# THE PROBLEM
Set every record down verbatim and omit the pictures.

# LISTED RECORDS

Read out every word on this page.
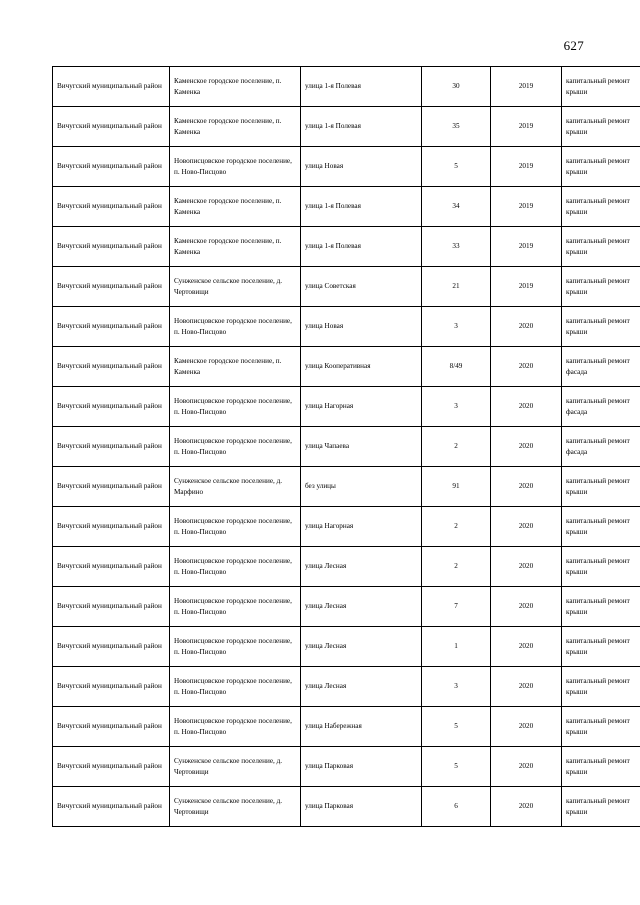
627
Вичугский муниципальный район	Каменское городское поселение, п. Каменка	улица 1-я Полевая	30	2019	капитальный ремонт крыши
Вичугский муниципальный район	Каменское городское поселение, п. Каменка	улица 1-я Полевая	35	2019	капитальный ремонт крыши
Вичугский муниципальный район	Новописцовское городское поселение, п. Ново-Писцово	улица Новая	5	2019	капитальный ремонт крыши
Вичугский муниципальный район	Каменское городское поселение, п. Каменка	улица 1-я Полевая	34	2019	капитальный ремонт крыши
Вичугский муниципальный район	Каменское городское поселение, п. Каменка	улица 1-я Полевая	33	2019	капитальный ремонт крыши
Вичугский муниципальный район	Сунженское сельское поселение, д. Чертовищи	улица Советская	21	2019	капитальный ремонт крыши
Вичугский муниципальный район	Новописцовское городское поселение, п. Ново-Писцово	улица Новая	3	2020	капитальный ремонт крыши
Вичугский муниципальный район	Каменское городское поселение, п. Каменка	улица Кооперативная	8/49	2020	капитальный ремонт фасада
Вичугский муниципальный район	Новописцовское городское поселение, п. Ново-Писцово	улица Нагорная	3	2020	капитальный ремонт фасада
Вичугский муниципальный район	Новописцовское городское поселение, п. Ново-Писцово	улица Чапаева	2	2020	капитальный ремонт фасада
Вичугский муниципальный район	Сунженское сельское поселение, д. Марфино	без улицы	91	2020	капитальный ремонт крыши
Вичугский муниципальный район	Новописцовское городское поселение, п. Ново-Писцово	улица Нагорная	2	2020	капитальный ремонт крыши
Вичугский муниципальный район	Новописцовское городское поселение, п. Ново-Писцово	улица Лесная	2	2020	капитальный ремонт крыши
Вичугский муниципальный район	Новописцовское городское поселение, п. Ново-Писцово	улица Лесная	7	2020	капитальный ремонт крыши
Вичугский муниципальный район	Новописцовское городское поселение, п. Ново-Писцово	улица Лесная	1	2020	капитальный ремонт крыши
Вичугский муниципальный район	Новописцовское городское поселение, п. Ново-Писцово	улица Лесная	3	2020	капитальный ремонт крыши
Вичугский муниципальный район	Новописцовское городское поселение, п. Ново-Писцово	улица Набережная	5	2020	капитальный ремонт крыши
Вичугский муниципальный район	Сунженское сельское поселение, д. Чертовищи	улица Парковая	5	2020	капитальный ремонт крыши
Вичугский муниципальный район	Сунженское сельское поселение, д. Чертовищи	улица Парковая	6	2020	капитальный ремонт крыши
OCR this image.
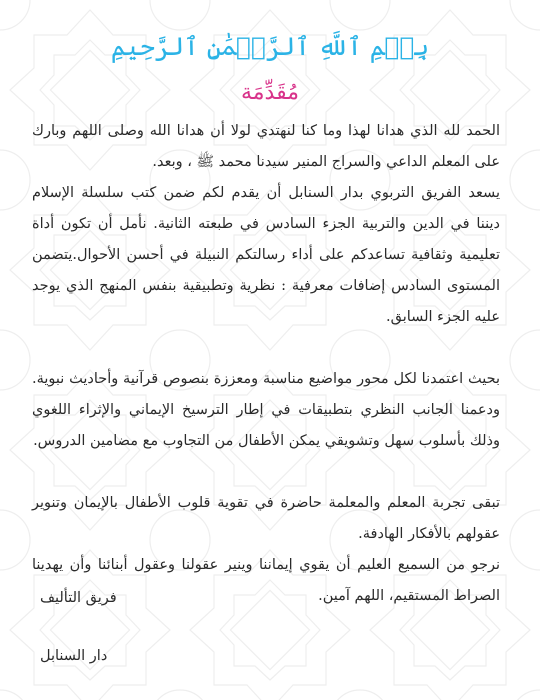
بِسۡمِ ٱللَّهِ ٱلرَّحۡمَٰنِ ٱلرَّحِيمِ
مُقَدِّمَة

الحمد لله الذي هدانا لهذا وما كنا لنهتدي لولا أن هدانا الله وصلى اللهم وبارك على المعلم الداعي والسراج المنير سيدنا محمد ﷺ ، وبعد.

يسعد الفريق التربوي بدار السنابل أن يقدم لكم ضمن كتب سلسلة الإسلام ديننا في الدين والتربية الجزء السادس في طبعته الثانية. نأمل أن تكون أداة تعليمية وثقافية تساعدكم على أداء رسالتكم النبيلة في أحسن الأحوال.يتضمن المستوى السادس إضافات معرفية : نظرية وتطبيقية بنفس المنهج الذي يوجد عليه الجزء السابق.

بحيث اعتمدنا لكل محور مواضيع مناسبة ومعززة بنصوص قرآنية وأحاديث نبوية. ودعمنا الجانب النظري بتطبيقات في إطار الترسيخ الإيماني والإثراء اللغوي وذلك بأسلوب سهل وتشويقي يمكن الأطفال من التجاوب مع مضامين الدروس.

تبقى تجربة المعلم والمعلمة حاضرة في تقوية قلوب الأطفال بالإيمان وتنوير عقولهم بالأفكار الهادفة.

نرجو من السميع العليم أن يقوي إيماننا وينير عقولنا وعقول أبنائنا وأن يهدينا الصراط المستقيم، اللهم آمين.

فريق التأليف
دار السنابل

# OUTPUT
Read out every word on this page.
627
Вичугский муниципальный район	Каменское городское поселение, п. Каменка	улица 1-я Полевая	30	2019	капитальный ремонт крыши
Вичугский муниципальный район	Каменское городское поселение, п. Каменка	улица 1-я Полевая	35	2019	капитальный ремонт крыши
Вичугский муниципальный район	Новописцовское городское поселение, п. Ново-Писцово	улица Новая	5	2019	капитальный ремонт крыши
Вичугский муниципальный район	Каменское городское поселение, п. Каменка	улица 1-я Полевая	34	2019	капитальный ремонт крыши
Вичугский муниципальный район	Каменское городское поселение, п. Каменка	улица 1-я Полевая	33	2019	капитальный ремонт крыши
Вичугский муниципальный район	Сунженское сельское поселение, д. Чертовищи	улица Советская	21	2019	капитальный ремонт крыши
Вичугский муниципальный район	Новописцовское городское поселение, п. Ново-Писцово	улица Новая	3	2020	капитальный ремонт крыши
Вичугский муниципальный район	Каменское городское поселение, п. Каменка	улица Кооперативная	8/49	2020	капитальный ремонт фасада
Вичугский муниципальный район	Новописцовское городское поселение, п. Ново-Писцово	улица Нагорная	3	2020	капитальный ремонт фасада
Вичугский муниципальный район	Новописцовское городское поселение, п. Ново-Писцово	улица Чапаева	2	2020	капитальный ремонт фасада
Вичугский муниципальный район	Сунженское сельское поселение, д. Марфино	без улицы	91	2020	капитальный ремонт крыши
Вичугский муниципальный район	Новописцовское городское поселение, п. Ново-Писцово	улица Нагорная	2	2020	капитальный ремонт крыши
Вичугский муниципальный район	Новописцовское городское поселение, п. Ново-Писцово	улица Лесная	2	2020	капитальный ремонт крыши
Вичугский муниципальный район	Новописцовское городское поселение, п. Ново-Писцово	улица Лесная	7	2020	капитальный ремонт крыши
Вичугский муниципальный район	Новописцовское городское поселение, п. Ново-Писцово	улица Лесная	1	2020	капитальный ремонт крыши
Вичугский муниципальный район	Новописцовское городское поселение, п. Ново-Писцово	улица Лесная	3	2020	капитальный ремонт крыши
Вичугский муниципальный район	Новописцовское городское поселение, п. Ново-Писцово	улица Набережная	5	2020	капитальный ремонт крыши
Вичугский муниципальный район	Сунженское сельское поселение, д. Чертовищи	улица Парковая	5	2020	капитальный ремонт крыши
Вичугский муниципальный район	Сунженское сельское поселение, д. Чертовищи	улица Парковая	6	2020	капитальный ремонт крыши
OCR this image.
بِسۡمِ ٱللَّهِ ٱلرَّحۡمَٰنِ ٱلرَّحِيمِ
مُقَدِّمَة

الحمد لله الذي هدانا لهذا وما كنا لنهتدي لولا أن هدانا الله وصلى اللهم وبارك على المعلم الداعي والسراج المنير سيدنا محمد ﷺ ، وبعد.

يسعد الفريق التربوي بدار السنابل أن يقدم لكم ضمن كتب سلسلة الإسلام ديننا في الدين والتربية الجزء السادس في طبعته الثانية. نأمل أن تكون أداة تعليمية وثقافية تساعدكم على أداء رسالتكم النبيلة في أحسن الأحوال.يتضمن المستوى السادس إضافات معرفية : نظرية وتطبيقية بنفس المنهج الذي يوجد عليه الجزء السابق.

بحيث اعتمدنا لكل محور مواضيع مناسبة ومعززة بنصوص قرآنية وأحاديث نبوية. ودعمنا الجانب النظري بتطبيقات في إطار الترسيخ الإيماني والإثراء اللغوي وذلك بأسلوب سهل وتشويقي يمكن الأطفال من التجاوب مع مضامين الدروس.

تبقى تجربة المعلم والمعلمة حاضرة في تقوية قلوب الأطفال بالإيمان وتنوير عقولهم بالأفكار الهادفة.

نرجو من السميع العليم أن يقوي إيماننا وينير عقولنا وعقول أبنائنا وأن يهدينا الصراط المستقيم، اللهم آمين.

فريق التأليف
دار السنابل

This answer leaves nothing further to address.